É esta ilha a mais vistosa e aprazível de toda aquela costa, e os habitantes deles negros bem-parecidos, com dentes e beiços delgados. Tem rei, a respeito do qual é de notar que não herdam o reino os filhos de tal rei; mas, para o ser, vão buscar o filho da irmã do rei. Porque, como este tenha muitas mulheres, duvidam se será o filho seu. Mas o filho da irmã é certo ser parente dele".

Frei Francisco Santiago demora-se nos comentários quanto ao local e cerimonial do enterro do régulo:
“Tanto que o rei se acha mal e se presume que morrerá, poucas pessoas, ainda das suas, entram a vê-lo. Vendo que não tem melhor, prendem a todos os cativos e cativas que ele tem; e apenas morre, se levanta tal alarido de vozes e gritos ao som de tambores, que parece um inferno. E dura este, que chamam choro, muitos dias. Neste choro há de haver muito de comer e beber; e, quanto mais há, mais solene. Nos três dias imediatos à morte do rei, têm todos liberdade para matar, ferir e roubar, sem que por isso se forme crime algum.
Morto o rei, embrulham o corpo em panos e depois em um couro de boi. Põe-no em uma casa de barro, coberta de palha, sobre areia; e aí está até passarem nove dias. Aí o vêm prantear todos os seus amigos. E, se algum não vem, dizem os parentes que o que não vem lhe faz mal; por isso, vêm todos, ainda que saibam que os hão de matar. Nesse tempo, se ajuntam quantidade de ferreiros a fazer-lhe o leite de ferro. Ao terceiro dia da morte do rei, determinam os escravos que o hão de servir na outra vida, e a todos os que se hão de enterrar com o rei dão uma bebida que os faz alegrar excessivamente, e, com esta alegria, bailar de contentes, por irem acompanhar o seu rei, até que, de cansados, caem como mortos. E, dando-lhe garrote, atados ao tronco de uma árvore, os põem de parte, para os meterem na cova com o rei”.

━━━━

▶ _INSTRUÇÕES_:
1. Responda com base no texto sobre o rei da ilha:
(a) Quem é buscado para herdar o reino?
(b) Em que o corpo do rei é embrulhado depois dos panos?
(c) Durante quantos dias após a morte do rei todos podem matar, ferir e roubar sem que isso seja crime?
2. Dê seguimento ao texto sobre o rei da ilha, a partir da última frase.
Os registros são um material à parte, sem relação com o texto.

━━━━

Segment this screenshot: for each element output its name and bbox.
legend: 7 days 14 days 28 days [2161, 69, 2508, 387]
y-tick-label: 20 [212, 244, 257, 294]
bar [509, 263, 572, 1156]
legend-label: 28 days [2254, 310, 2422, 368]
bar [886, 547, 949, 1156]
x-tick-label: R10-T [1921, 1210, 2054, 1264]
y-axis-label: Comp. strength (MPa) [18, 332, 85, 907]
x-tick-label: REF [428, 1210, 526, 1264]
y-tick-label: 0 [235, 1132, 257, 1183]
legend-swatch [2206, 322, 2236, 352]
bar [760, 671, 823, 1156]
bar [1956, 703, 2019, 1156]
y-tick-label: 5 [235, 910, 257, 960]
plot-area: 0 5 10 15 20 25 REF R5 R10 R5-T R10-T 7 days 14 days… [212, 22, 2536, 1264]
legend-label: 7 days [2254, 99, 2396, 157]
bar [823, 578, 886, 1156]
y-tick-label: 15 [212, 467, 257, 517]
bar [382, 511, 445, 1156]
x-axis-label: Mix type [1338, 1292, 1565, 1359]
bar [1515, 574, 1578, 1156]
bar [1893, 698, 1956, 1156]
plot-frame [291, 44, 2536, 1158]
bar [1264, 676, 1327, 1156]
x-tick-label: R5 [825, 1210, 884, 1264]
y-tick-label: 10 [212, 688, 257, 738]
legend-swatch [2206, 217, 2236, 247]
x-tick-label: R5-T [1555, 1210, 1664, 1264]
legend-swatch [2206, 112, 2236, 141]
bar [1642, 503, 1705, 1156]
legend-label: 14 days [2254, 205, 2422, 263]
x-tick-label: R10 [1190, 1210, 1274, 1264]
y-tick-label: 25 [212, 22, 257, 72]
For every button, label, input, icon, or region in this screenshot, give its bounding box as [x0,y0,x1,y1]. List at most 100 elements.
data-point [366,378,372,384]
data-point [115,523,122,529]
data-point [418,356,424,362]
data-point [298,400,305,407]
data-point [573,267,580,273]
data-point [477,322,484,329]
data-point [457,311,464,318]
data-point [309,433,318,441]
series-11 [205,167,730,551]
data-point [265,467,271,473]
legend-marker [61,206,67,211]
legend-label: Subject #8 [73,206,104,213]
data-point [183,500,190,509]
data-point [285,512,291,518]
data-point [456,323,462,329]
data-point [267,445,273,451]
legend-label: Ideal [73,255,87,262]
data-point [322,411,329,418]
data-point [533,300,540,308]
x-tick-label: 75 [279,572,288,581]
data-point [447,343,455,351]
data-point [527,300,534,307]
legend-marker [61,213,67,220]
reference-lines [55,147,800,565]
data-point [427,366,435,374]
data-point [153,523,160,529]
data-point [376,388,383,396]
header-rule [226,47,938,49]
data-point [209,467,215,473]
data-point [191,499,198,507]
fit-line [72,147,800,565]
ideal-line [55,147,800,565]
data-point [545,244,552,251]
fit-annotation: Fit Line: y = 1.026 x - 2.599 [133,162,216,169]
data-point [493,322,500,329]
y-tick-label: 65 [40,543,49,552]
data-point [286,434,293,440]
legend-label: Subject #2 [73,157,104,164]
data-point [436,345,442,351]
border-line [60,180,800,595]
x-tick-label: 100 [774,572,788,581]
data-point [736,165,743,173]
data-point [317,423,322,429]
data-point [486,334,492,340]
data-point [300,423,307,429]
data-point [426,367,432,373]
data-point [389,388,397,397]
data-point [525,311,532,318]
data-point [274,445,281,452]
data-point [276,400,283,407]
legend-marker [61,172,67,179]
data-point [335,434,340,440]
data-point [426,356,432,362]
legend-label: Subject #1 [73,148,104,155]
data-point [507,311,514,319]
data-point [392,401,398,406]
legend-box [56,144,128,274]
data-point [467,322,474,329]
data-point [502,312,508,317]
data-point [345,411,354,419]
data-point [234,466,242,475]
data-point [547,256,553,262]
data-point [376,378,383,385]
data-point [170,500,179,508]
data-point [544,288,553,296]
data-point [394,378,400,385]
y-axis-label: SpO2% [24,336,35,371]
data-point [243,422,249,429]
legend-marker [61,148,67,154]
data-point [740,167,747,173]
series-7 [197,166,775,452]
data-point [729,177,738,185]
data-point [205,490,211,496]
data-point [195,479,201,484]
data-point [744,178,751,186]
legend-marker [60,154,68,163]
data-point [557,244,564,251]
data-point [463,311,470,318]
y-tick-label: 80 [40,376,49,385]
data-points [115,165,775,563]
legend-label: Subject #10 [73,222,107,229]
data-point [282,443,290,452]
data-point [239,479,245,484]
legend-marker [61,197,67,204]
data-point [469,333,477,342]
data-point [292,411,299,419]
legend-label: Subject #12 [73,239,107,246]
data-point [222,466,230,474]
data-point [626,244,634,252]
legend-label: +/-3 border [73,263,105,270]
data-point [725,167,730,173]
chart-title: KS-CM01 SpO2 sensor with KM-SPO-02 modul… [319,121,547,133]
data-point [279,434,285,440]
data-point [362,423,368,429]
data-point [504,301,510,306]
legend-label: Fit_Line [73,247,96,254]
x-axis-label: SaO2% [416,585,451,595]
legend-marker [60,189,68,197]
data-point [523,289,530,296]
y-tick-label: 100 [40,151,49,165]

━━━━

▶ _RESPOSTAS DOS EXERCÍCIOS_:
1.
(a) O filho da irmã do rei.
(b) Em um couro de boi.
(c) Nos três dias imediatos à morte.

2.
O franciscano faz uma referência à povoação de Bissau e à sua defesa:
“A povoação dos cristãos nesta ilha fica junto ao porto dela, que é à parte do Sul, perto da ponta de Leste. E tem hoje de 500 a 600 pessoas. Já teve mais, e, ainda as tivera se os brancos do reino e das ilhas não fugissem de viver ali, pelas muitas e grandes vexações que lhes fazem o rei e gentios.
Para se defenderem deles os cristãos e portugueses, mandou o rei D. Pedro II levantar ali fortaleza no ano de 1686, com artilharia e munições de guerra”. 

E refere igualmente que foi necessário no reinado de D. José I ali ir um corsário de guerra que travou grande refrega com o gentio, se reedificou a fortaleza, mas praticamente tudo ficou na mesma.
Para finalizar, fala na imagem de Nossa Senhora da Candelária existente na Igreja Paroquial de Bissau, a que dão muita devoção não só os cristãos mas ainda os gentios.
E fala dessa devoção:
“No tempo em que aquela igreja era coberta de palha – que hoje é de telha – costumavam gentios, por devoção, levar dela umas palhinhas para serem bem-sucedidos. E ainda hoje, nas ocasiões de negócio grande, de guerra ou de perigo, invocam a Senhora dizendo em crioulo: Candelária vou-me embora.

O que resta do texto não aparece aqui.